## Exercise passage
Reciprocal interactions between EMT and BMP signalling drive collective cell invasion

During collective cell invasion, epithelial-to-mesenchymal transition (EMT) and morphogen signalling-mediated cell fate specification are traditionally viewed as a linear cascade: morphogens drive cell fates that activate EMT programs. Here, we uncover reciprocal coupling between EMT initiation and BMP signalling mediated by SNAI2 and SMAD1. Using substrate-induced EMT in ex vivo explants, we demonstrate that EMT initiation upregulates SMAD1 expression, priming cells for BMP signalling competence across germ layers. Single-cell RNA sequencing reveals SNAI2 and SMAD1 co-expression in EMT initiation regions, and SNAI2 overexpression is sufficient to induce ectopic SMAD1 expression in vivo. While BMP signalling is dispensable for EMT initiation, it regulates cell fate proportions, dispersal dynamics, precursor region depletion rates, and migration directionality. This coupling provides a mechanism for synchronising cell fate specification with invasion progression during axis elongation, positioning EMT as a process that actively modulates morphogen competence to coordinate tissue-level cell behaviours during collective cell invasion. Overall design: Bulk RNA sequencing of APS and PNP explants before (0h) and after (24h) migration on human fibronectin-coated glass. Sample names have been re-named since the experiment: MSP is APS_0h, MSP_EXPLANT is APS_24h, NP is PNP_0h, and NP_EXPLANT is PNP_24h.

## What the task asks
In the study summary on EMT and BMP signalling, what surface did the APS and PNP explants migrate on? The items come from a separate source unrelated to the text on EMT and BMP signalling.

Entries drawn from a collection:

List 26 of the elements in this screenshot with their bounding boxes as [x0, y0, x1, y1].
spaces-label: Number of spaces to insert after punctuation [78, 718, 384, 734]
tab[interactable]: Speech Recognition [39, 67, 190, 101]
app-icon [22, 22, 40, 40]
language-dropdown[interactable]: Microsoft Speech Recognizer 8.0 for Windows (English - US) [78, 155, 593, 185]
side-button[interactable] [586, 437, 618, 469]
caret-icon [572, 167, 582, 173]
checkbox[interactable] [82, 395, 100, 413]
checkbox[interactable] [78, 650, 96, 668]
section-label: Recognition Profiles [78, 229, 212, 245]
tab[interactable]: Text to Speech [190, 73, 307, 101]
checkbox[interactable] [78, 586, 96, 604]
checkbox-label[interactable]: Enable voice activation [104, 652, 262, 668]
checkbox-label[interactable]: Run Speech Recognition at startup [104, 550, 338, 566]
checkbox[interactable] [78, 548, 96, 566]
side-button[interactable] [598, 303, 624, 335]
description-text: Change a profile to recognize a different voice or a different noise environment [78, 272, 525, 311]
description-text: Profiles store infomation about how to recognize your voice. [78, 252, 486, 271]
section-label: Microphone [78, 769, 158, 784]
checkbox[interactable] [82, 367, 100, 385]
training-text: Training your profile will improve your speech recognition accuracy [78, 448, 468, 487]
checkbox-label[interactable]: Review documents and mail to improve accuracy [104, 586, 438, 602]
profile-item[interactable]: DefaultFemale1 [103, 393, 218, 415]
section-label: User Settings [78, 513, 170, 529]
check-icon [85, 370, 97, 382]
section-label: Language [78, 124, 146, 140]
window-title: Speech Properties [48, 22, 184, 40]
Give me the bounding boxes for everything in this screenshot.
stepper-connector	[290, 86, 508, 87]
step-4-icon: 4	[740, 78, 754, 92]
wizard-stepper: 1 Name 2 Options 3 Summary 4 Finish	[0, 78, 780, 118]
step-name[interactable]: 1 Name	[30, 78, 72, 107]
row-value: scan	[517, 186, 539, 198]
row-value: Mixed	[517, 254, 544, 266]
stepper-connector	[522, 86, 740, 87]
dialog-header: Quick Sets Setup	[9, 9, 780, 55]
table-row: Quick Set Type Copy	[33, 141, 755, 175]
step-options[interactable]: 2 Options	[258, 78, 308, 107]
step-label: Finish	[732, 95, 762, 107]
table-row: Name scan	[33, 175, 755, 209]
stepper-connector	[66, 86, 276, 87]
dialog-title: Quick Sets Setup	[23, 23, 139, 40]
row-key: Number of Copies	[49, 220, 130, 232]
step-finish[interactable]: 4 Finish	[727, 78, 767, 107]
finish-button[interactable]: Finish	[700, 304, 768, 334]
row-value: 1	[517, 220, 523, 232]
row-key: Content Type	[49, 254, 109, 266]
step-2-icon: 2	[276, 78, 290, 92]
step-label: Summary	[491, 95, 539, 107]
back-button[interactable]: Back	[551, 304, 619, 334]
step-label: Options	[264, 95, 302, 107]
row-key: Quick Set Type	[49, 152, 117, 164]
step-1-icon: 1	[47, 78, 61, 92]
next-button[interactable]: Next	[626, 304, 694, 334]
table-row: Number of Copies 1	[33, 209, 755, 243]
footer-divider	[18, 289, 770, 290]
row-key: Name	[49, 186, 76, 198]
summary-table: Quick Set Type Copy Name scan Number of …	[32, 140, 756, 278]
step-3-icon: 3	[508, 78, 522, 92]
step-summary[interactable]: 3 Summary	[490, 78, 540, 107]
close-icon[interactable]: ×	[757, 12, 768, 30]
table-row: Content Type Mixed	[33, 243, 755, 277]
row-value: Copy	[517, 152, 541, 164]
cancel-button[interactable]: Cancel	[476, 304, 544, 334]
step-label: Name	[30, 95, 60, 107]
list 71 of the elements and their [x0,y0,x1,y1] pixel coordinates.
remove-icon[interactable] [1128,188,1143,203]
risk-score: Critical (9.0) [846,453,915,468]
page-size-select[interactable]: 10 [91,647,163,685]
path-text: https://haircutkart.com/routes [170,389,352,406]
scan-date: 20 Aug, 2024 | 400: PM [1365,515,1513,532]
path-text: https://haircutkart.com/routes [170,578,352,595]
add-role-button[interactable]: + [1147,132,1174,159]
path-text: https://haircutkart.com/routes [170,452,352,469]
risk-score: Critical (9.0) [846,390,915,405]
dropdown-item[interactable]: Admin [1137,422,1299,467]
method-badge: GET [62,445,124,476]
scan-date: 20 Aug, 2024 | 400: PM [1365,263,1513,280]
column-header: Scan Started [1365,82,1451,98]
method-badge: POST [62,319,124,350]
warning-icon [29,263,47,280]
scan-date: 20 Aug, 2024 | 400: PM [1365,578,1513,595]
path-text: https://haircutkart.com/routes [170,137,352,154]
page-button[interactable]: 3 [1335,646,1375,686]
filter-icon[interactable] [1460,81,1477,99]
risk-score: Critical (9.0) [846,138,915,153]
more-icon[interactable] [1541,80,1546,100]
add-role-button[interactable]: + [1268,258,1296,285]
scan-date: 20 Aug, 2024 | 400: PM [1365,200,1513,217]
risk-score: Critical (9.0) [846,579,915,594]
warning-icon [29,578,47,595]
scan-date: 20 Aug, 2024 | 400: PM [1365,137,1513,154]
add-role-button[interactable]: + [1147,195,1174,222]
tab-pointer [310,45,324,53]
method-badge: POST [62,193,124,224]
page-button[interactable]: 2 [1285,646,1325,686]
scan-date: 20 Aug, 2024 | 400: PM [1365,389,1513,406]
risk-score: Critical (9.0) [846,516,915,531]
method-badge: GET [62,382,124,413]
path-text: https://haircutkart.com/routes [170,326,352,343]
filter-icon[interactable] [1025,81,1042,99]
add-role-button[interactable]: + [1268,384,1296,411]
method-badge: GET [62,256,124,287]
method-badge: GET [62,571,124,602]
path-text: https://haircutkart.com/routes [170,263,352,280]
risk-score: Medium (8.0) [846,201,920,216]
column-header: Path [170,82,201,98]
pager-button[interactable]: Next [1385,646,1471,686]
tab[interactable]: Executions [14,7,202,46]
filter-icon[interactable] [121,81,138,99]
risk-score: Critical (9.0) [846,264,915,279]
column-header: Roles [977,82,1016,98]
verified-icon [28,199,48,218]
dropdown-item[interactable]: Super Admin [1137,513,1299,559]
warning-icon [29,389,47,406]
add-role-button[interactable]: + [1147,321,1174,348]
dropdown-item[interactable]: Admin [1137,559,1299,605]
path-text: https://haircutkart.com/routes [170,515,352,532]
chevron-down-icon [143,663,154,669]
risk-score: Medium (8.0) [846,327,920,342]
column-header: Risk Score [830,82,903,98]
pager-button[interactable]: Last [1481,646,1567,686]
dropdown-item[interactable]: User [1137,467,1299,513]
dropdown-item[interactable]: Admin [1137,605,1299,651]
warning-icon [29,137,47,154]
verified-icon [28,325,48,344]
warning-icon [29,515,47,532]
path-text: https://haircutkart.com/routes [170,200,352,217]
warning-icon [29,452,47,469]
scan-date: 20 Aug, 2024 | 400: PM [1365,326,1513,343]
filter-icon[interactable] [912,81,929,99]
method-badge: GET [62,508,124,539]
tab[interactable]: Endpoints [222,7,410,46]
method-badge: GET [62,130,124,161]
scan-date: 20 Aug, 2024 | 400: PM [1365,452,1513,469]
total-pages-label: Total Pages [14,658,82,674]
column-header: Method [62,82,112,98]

## Exercise response
Human fibronectin-coated glass.